### What the task asks
Transcribe the records that follow, preserving every word.

Listed records start

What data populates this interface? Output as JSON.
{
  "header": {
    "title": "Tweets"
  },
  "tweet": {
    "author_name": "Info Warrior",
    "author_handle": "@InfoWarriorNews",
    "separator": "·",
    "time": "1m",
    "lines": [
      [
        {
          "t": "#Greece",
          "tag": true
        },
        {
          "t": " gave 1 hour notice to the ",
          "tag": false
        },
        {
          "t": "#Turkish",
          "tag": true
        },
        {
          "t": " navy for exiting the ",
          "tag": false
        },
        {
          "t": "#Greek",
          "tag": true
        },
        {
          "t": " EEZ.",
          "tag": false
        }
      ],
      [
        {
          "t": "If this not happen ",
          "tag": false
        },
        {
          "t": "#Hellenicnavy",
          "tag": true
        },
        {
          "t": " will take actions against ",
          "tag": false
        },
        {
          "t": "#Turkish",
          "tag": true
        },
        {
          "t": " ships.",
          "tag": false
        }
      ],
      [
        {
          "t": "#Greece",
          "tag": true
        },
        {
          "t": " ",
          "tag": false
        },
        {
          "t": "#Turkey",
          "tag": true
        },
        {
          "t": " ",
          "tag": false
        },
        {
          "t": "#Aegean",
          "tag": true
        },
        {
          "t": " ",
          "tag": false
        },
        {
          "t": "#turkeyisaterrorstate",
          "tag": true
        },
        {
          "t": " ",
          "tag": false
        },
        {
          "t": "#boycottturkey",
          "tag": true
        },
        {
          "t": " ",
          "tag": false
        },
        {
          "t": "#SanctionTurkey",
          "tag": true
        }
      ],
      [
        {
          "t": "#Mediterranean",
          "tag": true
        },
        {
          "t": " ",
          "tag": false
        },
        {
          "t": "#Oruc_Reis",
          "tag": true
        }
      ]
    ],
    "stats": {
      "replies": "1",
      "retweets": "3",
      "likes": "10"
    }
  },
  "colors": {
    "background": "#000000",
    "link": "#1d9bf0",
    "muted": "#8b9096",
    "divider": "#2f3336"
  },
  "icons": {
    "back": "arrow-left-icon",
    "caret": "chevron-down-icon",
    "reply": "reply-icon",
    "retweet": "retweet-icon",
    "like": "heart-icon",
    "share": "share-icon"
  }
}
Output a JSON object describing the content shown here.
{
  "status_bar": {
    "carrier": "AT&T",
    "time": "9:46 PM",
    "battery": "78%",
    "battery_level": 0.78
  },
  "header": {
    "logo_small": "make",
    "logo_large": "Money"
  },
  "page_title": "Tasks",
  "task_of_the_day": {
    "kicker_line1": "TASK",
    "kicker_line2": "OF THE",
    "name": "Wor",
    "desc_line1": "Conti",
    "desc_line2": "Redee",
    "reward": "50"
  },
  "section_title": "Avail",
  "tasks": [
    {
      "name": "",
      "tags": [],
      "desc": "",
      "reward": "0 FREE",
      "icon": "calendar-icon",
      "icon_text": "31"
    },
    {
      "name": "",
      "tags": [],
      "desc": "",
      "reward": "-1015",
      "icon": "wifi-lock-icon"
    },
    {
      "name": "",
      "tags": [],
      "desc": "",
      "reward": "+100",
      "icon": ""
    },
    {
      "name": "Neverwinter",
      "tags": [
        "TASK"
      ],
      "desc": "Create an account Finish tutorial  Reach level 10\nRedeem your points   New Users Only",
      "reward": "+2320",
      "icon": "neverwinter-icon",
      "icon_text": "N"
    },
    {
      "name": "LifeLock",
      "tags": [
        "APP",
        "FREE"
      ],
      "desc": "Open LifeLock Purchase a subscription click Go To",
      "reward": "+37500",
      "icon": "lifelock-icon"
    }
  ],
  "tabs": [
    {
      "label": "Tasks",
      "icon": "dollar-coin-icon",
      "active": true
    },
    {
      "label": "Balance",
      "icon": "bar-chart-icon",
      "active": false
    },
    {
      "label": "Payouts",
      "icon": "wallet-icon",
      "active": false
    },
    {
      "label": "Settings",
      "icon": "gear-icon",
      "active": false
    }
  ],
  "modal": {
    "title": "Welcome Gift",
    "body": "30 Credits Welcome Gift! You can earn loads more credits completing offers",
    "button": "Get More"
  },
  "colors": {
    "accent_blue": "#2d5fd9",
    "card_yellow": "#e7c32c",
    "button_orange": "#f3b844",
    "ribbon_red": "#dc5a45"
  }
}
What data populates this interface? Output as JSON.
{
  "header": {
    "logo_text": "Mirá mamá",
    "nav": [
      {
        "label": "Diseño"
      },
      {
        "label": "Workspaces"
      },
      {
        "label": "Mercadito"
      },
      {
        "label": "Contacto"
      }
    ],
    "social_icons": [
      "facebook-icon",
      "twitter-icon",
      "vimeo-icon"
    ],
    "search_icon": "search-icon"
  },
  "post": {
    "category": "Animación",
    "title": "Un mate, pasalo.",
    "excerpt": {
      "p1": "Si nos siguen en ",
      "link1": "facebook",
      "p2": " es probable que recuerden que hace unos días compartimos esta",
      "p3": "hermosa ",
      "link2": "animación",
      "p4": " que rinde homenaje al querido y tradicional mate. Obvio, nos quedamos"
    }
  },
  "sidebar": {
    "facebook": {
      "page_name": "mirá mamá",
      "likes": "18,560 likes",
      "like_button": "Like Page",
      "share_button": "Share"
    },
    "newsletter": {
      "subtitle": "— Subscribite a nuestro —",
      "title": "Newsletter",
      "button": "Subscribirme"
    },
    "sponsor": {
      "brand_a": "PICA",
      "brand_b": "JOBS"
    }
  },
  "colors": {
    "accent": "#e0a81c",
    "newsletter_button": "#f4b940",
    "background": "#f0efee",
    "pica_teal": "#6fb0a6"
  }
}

Listed records end

### Written answer
What data populates this interface? Output as JSON.
{
  "header": {
    "title": "Tweets"
  },
  "tweet": {
    "author_name": "Info Warrior",
    "author_handle": "@InfoWarriorNews",
    "separator": "·",
    "time": "1m",
    "lines": [
      [
        {
          "t": "#Greece",
          "tag": true
        },
        {
          "t": " gave 1 hour notice to the ",
          "tag": false
        },
        {
          "t": "#Turkish",
          "tag": true
        },
        {
          "t": " navy for exiting the ",
          "tag": false
        },
        {
          "t": "#Greek",
          "tag": true
        },
        {
          "t": " EEZ.",
          "tag": false
        }
      ],
      [
        {
          "t": "If this not happen ",
          "tag": false
        },
        {
          "t": "#Hellenicnavy",
          "tag": true
        },
        {
          "t": " will take actions against ",
          "tag": false
        },
        {
          "t": "#Turkish",
          "tag": true
        },
        {
          "t": " ships.",
          "tag": false
        }
      ],
      [
        {
          "t": "#Greece",
          "tag": true
        },
        {
          "t": " ",
          "tag": false
        },
        {
          "t": "#Turkey",
          "tag": true
        },
        {
          "t": " ",
          "tag": false
        },
        {
          "t": "#Aegean",
          "tag": true
        },
        {
          "t": " ",
          "tag": false
        },
        {
          "t": "#turkeyisaterrorstate",
          "tag": true
        },
        {
          "t": " ",
          "tag": false
        },
        {
          "t": "#boycottturkey",
          "tag": true
        },
        {
          "t": " ",
          "tag": false
        },
        {
          "t": "#SanctionTurkey",
          "tag": true
        }
      ],
      [
        {
          "t": "#Mediterranean",
          "tag": true
        },
        {
          "t": " ",
          "tag": false
        },
        {
          "t": "#Oruc_Reis",
          "tag": true
        }
      ]
    ],
    "stats": {
      "replies": "1",
      "retweets": "3",
      "likes": "10"
    }
  },
  "colors": {
    "background": "#000000",
    "link": "#1d9bf0",
    "muted": "#8b9096",
    "divider": "#2f3336"
  },
  "icons": {
    "back": "arrow-left-icon",
    "caret": "chevron-down-icon",
    "reply": "reply-icon",
    "retweet": "retweet-icon",
    "like": "heart-icon",
    "share": "share-icon"
  }
}
Output a JSON object describing the content shown here.
{
  "status_bar": {
    "carrier": "AT&T",
    "time": "9:46 PM",
    "battery": "78%",
    "battery_level": 0.78
  },
  "header": {
    "logo_small": "make",
    "logo_large": "Money"
  },
  "page_title": "Tasks",
  "task_of_the_day": {
    "kicker_line1": "TASK",
    "kicker_line2": "OF THE",
    "name": "Wor",
    "desc_line1": "Conti",
    "desc_line2": "Redee",
    "reward": "50"
  },
  "section_title": "Avail",
  "tasks": [
    {
      "name": "",
      "tags": [],
      "desc": "",
      "reward": "0 FREE",
      "icon": "calendar-icon",
      "icon_text": "31"
    },
    {
      "name": "",
      "tags": [],
      "desc": "",
      "reward": "-1015",
      "icon": "wifi-lock-icon"
    },
    {
      "name": "",
      "tags": [],
      "desc": "",
      "reward": "+100",
      "icon": ""
    },
    {
      "name": "Neverwinter",
      "tags": [
        "TASK"
      ],
      "desc": "Create an account Finish tutorial  Reach level 10\nRedeem your points   New Users Only",
      "reward": "+2320",
      "icon": "neverwinter-icon",
      "icon_text": "N"
    },
    {
      "name": "LifeLock",
      "tags": [
        "APP",
        "FREE"
      ],
      "desc": "Open LifeLock Purchase a subscription click Go To",
      "reward": "+37500",
      "icon": "lifelock-icon"
    }
  ],
  "tabs": [
    {
      "label": "Tasks",
      "icon": "dollar-coin-icon",
      "active": true
    },
    {
      "label": "Balance",
      "icon": "bar-chart-icon",
      "active": false
    },
    {
      "label": "Payouts",
      "icon": "wallet-icon",
      "active": false
    },
    {
      "label": "Settings",
      "icon": "gear-icon",
      "active": false
    }
  ],
  "modal": {
    "title": "Welcome Gift",
    "body": "30 Credits Welcome Gift! You can earn loads more credits completing offers",
    "button": "Get More"
  },
  "colors": {
    "accent_blue": "#2d5fd9",
    "card_yellow": "#e7c32c",
    "button_orange": "#f3b844",
    "ribbon_red": "#dc5a45"
  }
}
What data populates this interface? Output as JSON.
{
  "header": {
    "logo_text": "Mirá mamá",
    "nav": [
      {
        "label": "Diseño"
      },
      {
        "label": "Workspaces"
      },
      {
        "label": "Mercadito"
      },
      {
        "label": "Contacto"
      }
    ],
    "social_icons": [
      "facebook-icon",
      "twitter-icon",
      "vimeo-icon"
    ],
    "search_icon": "search-icon"
  },
  "post": {
    "category": "Animación",
    "title": "Un mate, pasalo.",
    "excerpt": {
      "p1": "Si nos siguen en ",
      "link1": "facebook",
      "p2": " es probable que recuerden que hace unos días compartimos esta",
      "p3": "hermosa ",
      "link2": "animación",
      "p4": " que rinde homenaje al querido y tradicional mate. Obvio, nos quedamos"
    }
  },
  "sidebar": {
    "facebook": {
      "page_name": "mirá mamá",
      "likes": "18,560 likes",
      "like_button": "Like Page",
      "share_button": "Share"
    },
    "newsletter": {
      "subtitle": "— Subscribite a nuestro —",
      "title": "Newsletter",
      "button": "Subscribirme"
    },
    "sponsor": {
      "brand_a": "PICA",
      "brand_b": "JOBS"
    }
  },
  "colors": {
    "accent": "#e0a81c",
    "newsletter_button": "#f4b940",
    "background": "#f0efee",
    "pica_teal": "#6fb0a6"
  }
}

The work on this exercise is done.